● AIM OF THE EXERCISE: Gather each line of the records where "lumineuse" appears.

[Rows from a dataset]
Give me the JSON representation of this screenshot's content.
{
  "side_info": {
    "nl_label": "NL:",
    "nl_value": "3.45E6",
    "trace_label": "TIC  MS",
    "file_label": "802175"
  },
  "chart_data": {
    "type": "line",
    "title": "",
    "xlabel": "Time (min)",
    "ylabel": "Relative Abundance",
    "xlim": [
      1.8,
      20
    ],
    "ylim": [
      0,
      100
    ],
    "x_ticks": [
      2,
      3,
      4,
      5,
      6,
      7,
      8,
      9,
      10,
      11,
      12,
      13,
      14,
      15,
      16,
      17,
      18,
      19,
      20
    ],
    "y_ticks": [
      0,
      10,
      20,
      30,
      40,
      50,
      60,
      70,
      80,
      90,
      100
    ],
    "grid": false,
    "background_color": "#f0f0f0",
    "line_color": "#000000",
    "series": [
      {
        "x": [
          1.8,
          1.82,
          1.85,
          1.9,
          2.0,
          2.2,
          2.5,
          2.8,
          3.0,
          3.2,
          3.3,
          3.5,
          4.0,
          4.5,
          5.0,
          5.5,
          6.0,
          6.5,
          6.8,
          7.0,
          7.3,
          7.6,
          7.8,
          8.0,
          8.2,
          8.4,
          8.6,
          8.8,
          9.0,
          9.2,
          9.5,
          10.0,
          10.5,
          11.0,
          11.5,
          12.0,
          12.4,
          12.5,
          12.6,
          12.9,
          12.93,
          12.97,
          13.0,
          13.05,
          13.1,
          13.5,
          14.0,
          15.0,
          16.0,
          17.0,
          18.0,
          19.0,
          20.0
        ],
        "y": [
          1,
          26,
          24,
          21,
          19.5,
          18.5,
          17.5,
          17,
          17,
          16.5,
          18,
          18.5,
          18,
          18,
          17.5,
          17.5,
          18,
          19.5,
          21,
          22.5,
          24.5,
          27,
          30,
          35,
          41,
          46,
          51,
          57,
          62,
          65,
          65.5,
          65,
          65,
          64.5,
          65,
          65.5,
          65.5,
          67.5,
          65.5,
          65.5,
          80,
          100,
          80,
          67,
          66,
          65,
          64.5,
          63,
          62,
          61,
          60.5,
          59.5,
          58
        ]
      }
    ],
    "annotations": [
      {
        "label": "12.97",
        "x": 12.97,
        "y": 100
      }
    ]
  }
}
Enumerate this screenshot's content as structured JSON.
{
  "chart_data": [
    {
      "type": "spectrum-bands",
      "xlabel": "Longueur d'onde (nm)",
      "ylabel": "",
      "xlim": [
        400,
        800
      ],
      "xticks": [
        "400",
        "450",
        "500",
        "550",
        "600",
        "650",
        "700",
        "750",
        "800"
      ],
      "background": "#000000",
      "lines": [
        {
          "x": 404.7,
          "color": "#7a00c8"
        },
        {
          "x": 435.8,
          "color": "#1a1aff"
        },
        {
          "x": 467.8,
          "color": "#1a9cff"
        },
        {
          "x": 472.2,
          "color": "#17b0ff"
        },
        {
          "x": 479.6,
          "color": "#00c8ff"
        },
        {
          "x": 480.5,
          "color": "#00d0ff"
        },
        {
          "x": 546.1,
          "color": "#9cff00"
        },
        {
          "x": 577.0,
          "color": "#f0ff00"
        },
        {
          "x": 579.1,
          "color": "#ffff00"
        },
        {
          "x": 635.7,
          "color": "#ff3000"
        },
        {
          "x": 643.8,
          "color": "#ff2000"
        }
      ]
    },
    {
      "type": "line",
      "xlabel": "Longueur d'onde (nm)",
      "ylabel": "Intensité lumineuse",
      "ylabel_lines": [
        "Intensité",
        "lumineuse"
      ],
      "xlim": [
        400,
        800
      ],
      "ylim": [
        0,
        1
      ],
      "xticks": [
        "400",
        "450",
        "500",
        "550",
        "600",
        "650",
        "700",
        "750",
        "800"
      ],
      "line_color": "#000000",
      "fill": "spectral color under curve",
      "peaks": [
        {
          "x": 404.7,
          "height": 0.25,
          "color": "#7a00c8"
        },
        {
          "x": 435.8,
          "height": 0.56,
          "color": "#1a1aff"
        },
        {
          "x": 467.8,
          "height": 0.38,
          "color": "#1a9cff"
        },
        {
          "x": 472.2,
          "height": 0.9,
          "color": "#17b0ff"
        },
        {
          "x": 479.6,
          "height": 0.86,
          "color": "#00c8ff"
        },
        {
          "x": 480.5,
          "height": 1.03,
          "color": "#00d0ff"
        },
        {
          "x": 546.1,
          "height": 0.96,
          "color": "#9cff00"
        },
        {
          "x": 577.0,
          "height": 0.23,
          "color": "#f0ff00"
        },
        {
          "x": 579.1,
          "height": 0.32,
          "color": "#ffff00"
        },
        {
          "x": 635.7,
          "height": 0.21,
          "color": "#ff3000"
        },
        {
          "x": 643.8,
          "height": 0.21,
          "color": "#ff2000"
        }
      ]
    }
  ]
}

● CORRECT OUTPUT:
      "ylabel": "Intensité lumineuse",
        "lumineuse"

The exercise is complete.